> _Problem details_
Will you write out the data exactly, excluding every picture?
☆ ☆ ☆ ☆
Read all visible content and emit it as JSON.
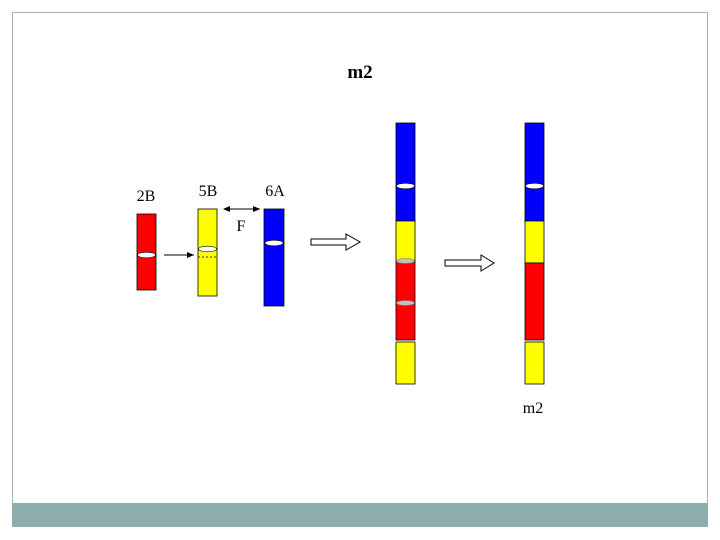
{
  "title": "m2",
  "labels": {
    "chrom_2b": "2B",
    "chrom_5b": "5B",
    "chrom_6a": "6A",
    "arrow_f": "F",
    "result": "m2"
  },
  "colors": {
    "red": "#ff0000",
    "yellow": "#ffff00",
    "blue": "#0000ff",
    "footer": "#8eaeae",
    "frame": "#9fb5b5"
  }
}
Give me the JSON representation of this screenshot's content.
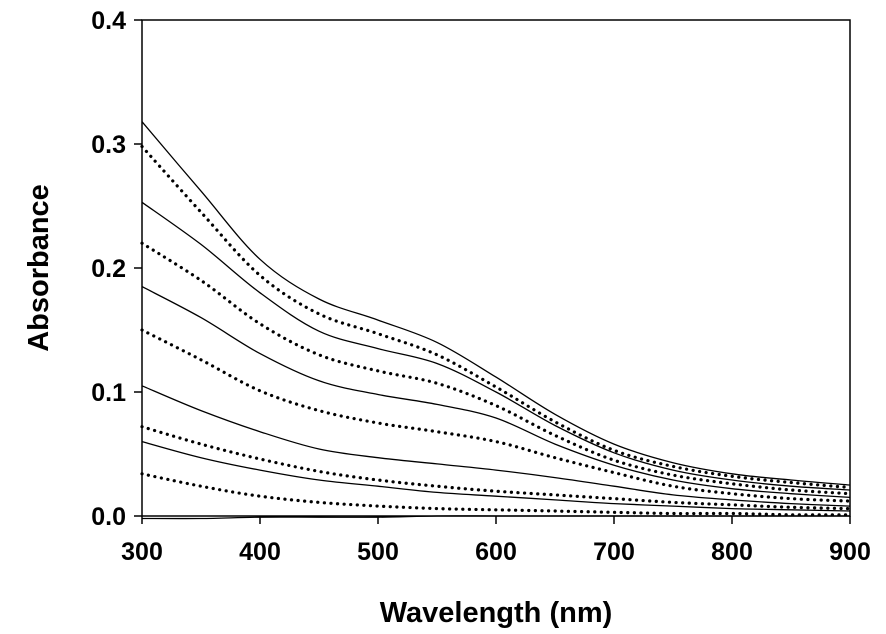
{
  "chart_data": {
    "type": "line",
    "title": "",
    "xlabel": "Wavelength (nm)",
    "ylabel": "Absorbance",
    "xlim": [
      300,
      900
    ],
    "ylim": [
      0.0,
      0.4
    ],
    "xticks": [
      300,
      400,
      500,
      600,
      700,
      800,
      900
    ],
    "xtick_labels": [
      "300",
      "400",
      "500",
      "600",
      "700",
      "800",
      "900"
    ],
    "yticks": [
      0.0,
      0.1,
      0.2,
      0.3,
      0.4
    ],
    "ytick_labels": [
      "0.0",
      "0.1",
      "0.2",
      "0.3",
      "0.4"
    ],
    "grid": false,
    "legend": "none",
    "line_color": "#000000",
    "series": [
      {
        "style": "solid",
        "x": [
          300,
          350,
          400,
          450,
          500,
          550,
          600,
          650,
          700,
          750,
          800,
          850,
          900
        ],
        "y": [
          0.318,
          0.262,
          0.207,
          0.175,
          0.158,
          0.14,
          0.112,
          0.082,
          0.058,
          0.043,
          0.034,
          0.029,
          0.025
        ]
      },
      {
        "style": "dotted",
        "x": [
          300,
          350,
          400,
          450,
          500,
          550,
          600,
          650,
          700,
          750,
          800,
          850,
          900
        ],
        "y": [
          0.298,
          0.245,
          0.194,
          0.163,
          0.147,
          0.13,
          0.104,
          0.076,
          0.053,
          0.04,
          0.032,
          0.027,
          0.023
        ]
      },
      {
        "style": "solid",
        "x": [
          300,
          350,
          400,
          450,
          500,
          550,
          600,
          650,
          700,
          750,
          800,
          850,
          900
        ],
        "y": [
          0.253,
          0.219,
          0.18,
          0.149,
          0.135,
          0.123,
          0.1,
          0.073,
          0.051,
          0.037,
          0.029,
          0.024,
          0.021
        ]
      },
      {
        "style": "dotted",
        "x": [
          300,
          350,
          400,
          450,
          500,
          550,
          600,
          650,
          700,
          750,
          800,
          850,
          900
        ],
        "y": [
          0.22,
          0.19,
          0.155,
          0.13,
          0.117,
          0.107,
          0.089,
          0.065,
          0.045,
          0.033,
          0.026,
          0.021,
          0.018
        ]
      },
      {
        "style": "solid",
        "x": [
          300,
          350,
          400,
          450,
          500,
          550,
          600,
          650,
          700,
          750,
          800,
          850,
          900
        ],
        "y": [
          0.185,
          0.16,
          0.131,
          0.109,
          0.098,
          0.09,
          0.079,
          0.058,
          0.041,
          0.029,
          0.022,
          0.018,
          0.015
        ]
      },
      {
        "style": "dotted",
        "x": [
          300,
          350,
          400,
          450,
          500,
          550,
          600,
          650,
          700,
          750,
          800,
          850,
          900
        ],
        "y": [
          0.15,
          0.126,
          0.101,
          0.085,
          0.075,
          0.068,
          0.06,
          0.047,
          0.035,
          0.024,
          0.018,
          0.014,
          0.012
        ]
      },
      {
        "style": "solid",
        "x": [
          300,
          350,
          400,
          450,
          500,
          550,
          600,
          650,
          700,
          750,
          800,
          850,
          900
        ],
        "y": [
          0.105,
          0.085,
          0.068,
          0.054,
          0.047,
          0.042,
          0.037,
          0.031,
          0.024,
          0.017,
          0.013,
          0.01,
          0.008
        ]
      },
      {
        "style": "dotted",
        "x": [
          300,
          350,
          400,
          450,
          500,
          550,
          600,
          650,
          700,
          750,
          800,
          850,
          900
        ],
        "y": [
          0.072,
          0.058,
          0.046,
          0.036,
          0.029,
          0.024,
          0.02,
          0.017,
          0.014,
          0.011,
          0.009,
          0.007,
          0.006
        ]
      },
      {
        "style": "solid",
        "x": [
          300,
          350,
          400,
          450,
          500,
          550,
          600,
          650,
          700,
          750,
          800,
          850,
          900
        ],
        "y": [
          0.06,
          0.047,
          0.037,
          0.029,
          0.024,
          0.019,
          0.016,
          0.013,
          0.01,
          0.008,
          0.006,
          0.005,
          0.004
        ]
      },
      {
        "style": "dotted",
        "x": [
          300,
          350,
          400,
          450,
          500,
          550,
          600,
          650,
          700,
          750,
          800,
          850,
          900
        ],
        "y": [
          0.034,
          0.024,
          0.016,
          0.011,
          0.008,
          0.006,
          0.005,
          0.004,
          0.003,
          0.002,
          0.002,
          0.001,
          0.001
        ]
      },
      {
        "style": "solid",
        "x": [
          300,
          350,
          400,
          450,
          500,
          550,
          600,
          650,
          700,
          750,
          800,
          850,
          900
        ],
        "y": [
          -0.002,
          -0.002,
          -0.001,
          -0.001,
          -0.001,
          0.0,
          0.0,
          0.0,
          0.0,
          0.0,
          0.0,
          0.0,
          0.0
        ]
      }
    ]
  }
}
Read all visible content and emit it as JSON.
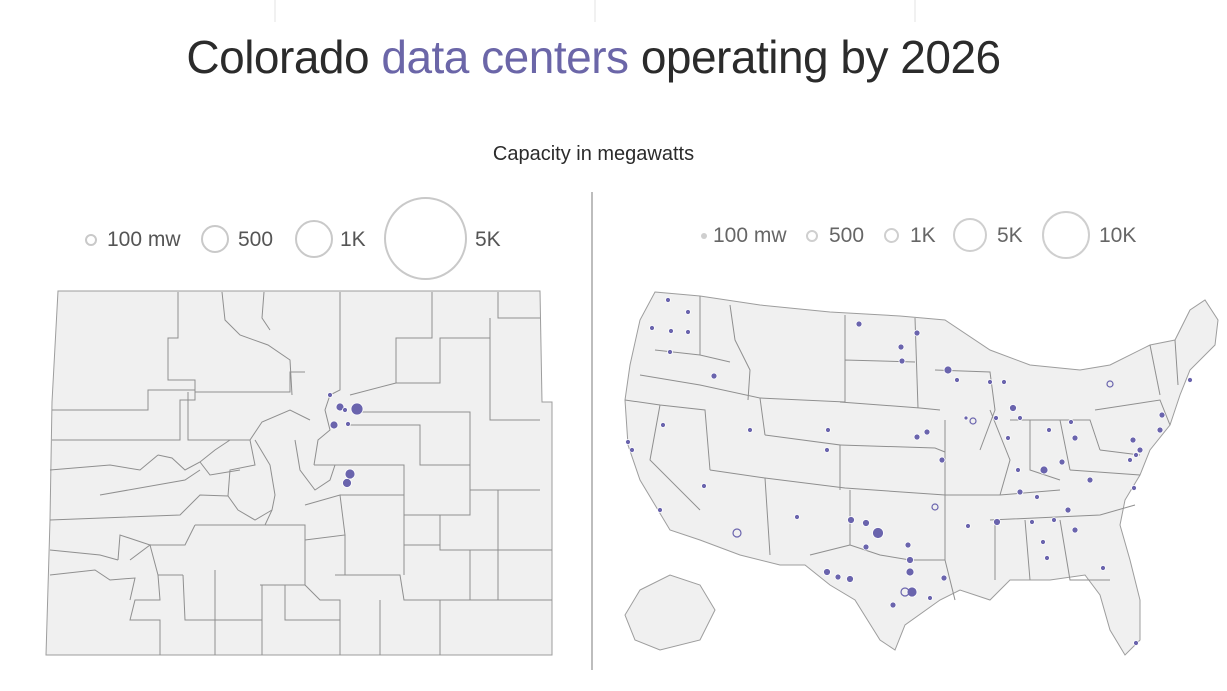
{
  "title": {
    "prefix": "Colorado",
    "highlight": "data centers",
    "suffix": "operating by 2026"
  },
  "subtitle": "Capacity in megawatts",
  "legend_colorado": [
    {
      "label": "100 mw",
      "mw": 100
    },
    {
      "label": "500",
      "mw": 500
    },
    {
      "label": "1K",
      "mw": 1000
    },
    {
      "label": "5K",
      "mw": 5000
    }
  ],
  "legend_us": [
    {
      "label": "100 mw",
      "mw": 100
    },
    {
      "label": "500",
      "mw": 500
    },
    {
      "label": "1K",
      "mw": 1000
    },
    {
      "label": "5K",
      "mw": 5000
    },
    {
      "label": "10K",
      "mw": 10000
    }
  ],
  "colors": {
    "accent": "#6b66a8",
    "marker": "#6a64ad",
    "land": "#f0f0f0",
    "border": "#9d9d9d",
    "divider": "#bdbdbd"
  }
}
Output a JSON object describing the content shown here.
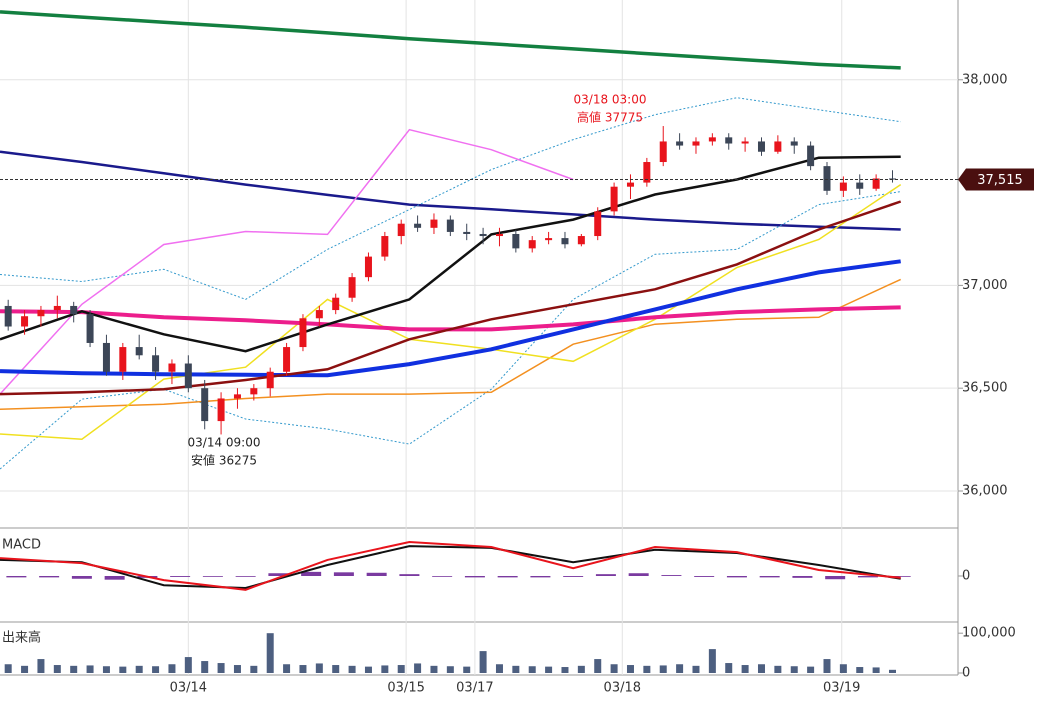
☆ ☆ ☆ ☆
> _Written response_
Read all visible content and emit it as JSON.
{
  "title": "m2",
  "labels": {
    "chrom_2b": "2B",
    "chrom_5b": "5B",
    "chrom_6a": "6A",
    "arrow_f": "F",
    "result": "m2"
  },
  "colors": {
    "red": "#ff0000",
    "yellow": "#ffff00",
    "blue": "#0000ff",
    "footer": "#8eaeae",
    "frame": "#9fb5b5"
  }
}
Give me the JSON representation of this screenshot's content.
{
  "chart_data": {
    "type": "line",
    "title": "",
    "xlabel": "Wavelength (nm)",
    "ylabel": "Absorbance",
    "xlim": [
      300,
      900
    ],
    "ylim": [
      0.0,
      0.4
    ],
    "xticks": [
      300,
      400,
      500,
      600,
      700,
      800,
      900
    ],
    "xtick_labels": [
      "300",
      "400",
      "500",
      "600",
      "700",
      "800",
      "900"
    ],
    "yticks": [
      0.0,
      0.1,
      0.2,
      0.3,
      0.4
    ],
    "ytick_labels": [
      "0.0",
      "0.1",
      "0.2",
      "0.3",
      "0.4"
    ],
    "grid": false,
    "legend": "none",
    "line_color": "#000000",
    "series": [
      {
        "style": "solid",
        "x": [
          300,
          350,
          400,
          450,
          500,
          550,
          600,
          650,
          700,
          750,
          800,
          850,
          900
        ],
        "y": [
          0.318,
          0.262,
          0.207,
          0.175,
          0.158,
          0.14,
          0.112,
          0.082,
          0.058,
          0.043,
          0.034,
          0.029,
          0.025
        ]
      },
      {
        "style": "dotted",
        "x": [
          300,
          350,
          400,
          450,
          500,
          550,
          600,
          650,
          700,
          750,
          800,
          850,
          900
        ],
        "y": [
          0.298,
          0.245,
          0.194,
          0.163,
          0.147,
          0.13,
          0.104,
          0.076,
          0.053,
          0.04,
          0.032,
          0.027,
          0.023
        ]
      },
      {
        "style": "solid",
        "x": [
          300,
          350,
          400,
          450,
          500,
          550,
          600,
          650,
          700,
          750,
          800,
          850,
          900
        ],
        "y": [
          0.253,
          0.219,
          0.18,
          0.149,
          0.135,
          0.123,
          0.1,
          0.073,
          0.051,
          0.037,
          0.029,
          0.024,
          0.021
        ]
      },
      {
        "style": "dotted",
        "x": [
          300,
          350,
          400,
          450,
          500,
          550,
          600,
          650,
          700,
          750,
          800,
          850,
          900
        ],
        "y": [
          0.22,
          0.19,
          0.155,
          0.13,
          0.117,
          0.107,
          0.089,
          0.065,
          0.045,
          0.033,
          0.026,
          0.021,
          0.018
        ]
      },
      {
        "style": "solid",
        "x": [
          300,
          350,
          400,
          450,
          500,
          550,
          600,
          650,
          700,
          750,
          800,
          850,
          900
        ],
        "y": [
          0.185,
          0.16,
          0.131,
          0.109,
          0.098,
          0.09,
          0.079,
          0.058,
          0.041,
          0.029,
          0.022,
          0.018,
          0.015
        ]
      },
      {
        "style": "dotted",
        "x": [
          300,
          350,
          400,
          450,
          500,
          550,
          600,
          650,
          700,
          750,
          800,
          850,
          900
        ],
        "y": [
          0.15,
          0.126,
          0.101,
          0.085,
          0.075,
          0.068,
          0.06,
          0.047,
          0.035,
          0.024,
          0.018,
          0.014,
          0.012
        ]
      },
      {
        "style": "solid",
        "x": [
          300,
          350,
          400,
          450,
          500,
          550,
          600,
          650,
          700,
          750,
          800,
          850,
          900
        ],
        "y": [
          0.105,
          0.085,
          0.068,
          0.054,
          0.047,
          0.042,
          0.037,
          0.031,
          0.024,
          0.017,
          0.013,
          0.01,
          0.008
        ]
      },
      {
        "style": "dotted",
        "x": [
          300,
          350,
          400,
          450,
          500,
          550,
          600,
          650,
          700,
          750,
          800,
          850,
          900
        ],
        "y": [
          0.072,
          0.058,
          0.046,
          0.036,
          0.029,
          0.024,
          0.02,
          0.017,
          0.014,
          0.011,
          0.009,
          0.007,
          0.006
        ]
      },
      {
        "style": "solid",
        "x": [
          300,
          350,
          400,
          450,
          500,
          550,
          600,
          650,
          700,
          750,
          800,
          850,
          900
        ],
        "y": [
          0.06,
          0.047,
          0.037,
          0.029,
          0.024,
          0.019,
          0.016,
          0.013,
          0.01,
          0.008,
          0.006,
          0.005,
          0.004
        ]
      },
      {
        "style": "dotted",
        "x": [
          300,
          350,
          400,
          450,
          500,
          550,
          600,
          650,
          700,
          750,
          800,
          850,
          900
        ],
        "y": [
          0.034,
          0.024,
          0.016,
          0.011,
          0.008,
          0.006,
          0.005,
          0.004,
          0.003,
          0.002,
          0.002,
          0.001,
          0.001
        ]
      },
      {
        "style": "solid",
        "x": [
          300,
          350,
          400,
          450,
          500,
          550,
          600,
          650,
          700,
          750,
          800,
          850,
          900
        ],
        "y": [
          -0.002,
          -0.002,
          -0.001,
          -0.001,
          -0.001,
          0.0,
          0.0,
          0.0,
          0.0,
          0.0,
          0.0,
          0.0,
          0.0
        ]
      }
    ]
  }
}
Read all visible content and emit it as JSON.
{
  "title": {
    "prefix": "Colorado",
    "highlight": "data centers",
    "suffix": "operating by 2026"
  },
  "subtitle": "Capacity in megawatts",
  "legend_colorado": [
    {
      "label": "100 mw",
      "mw": 100
    },
    {
      "label": "500",
      "mw": 500
    },
    {
      "label": "1K",
      "mw": 1000
    },
    {
      "label": "5K",
      "mw": 5000
    }
  ],
  "legend_us": [
    {
      "label": "100 mw",
      "mw": 100
    },
    {
      "label": "500",
      "mw": 500
    },
    {
      "label": "1K",
      "mw": 1000
    },
    {
      "label": "5K",
      "mw": 5000
    },
    {
      "label": "10K",
      "mw": 10000
    }
  ],
  "colors": {
    "accent": "#6b66a8",
    "marker": "#6a64ad",
    "land": "#f0f0f0",
    "border": "#9d9d9d",
    "divider": "#bdbdbd"
  }
}
Output a JSON object describing the content shown here.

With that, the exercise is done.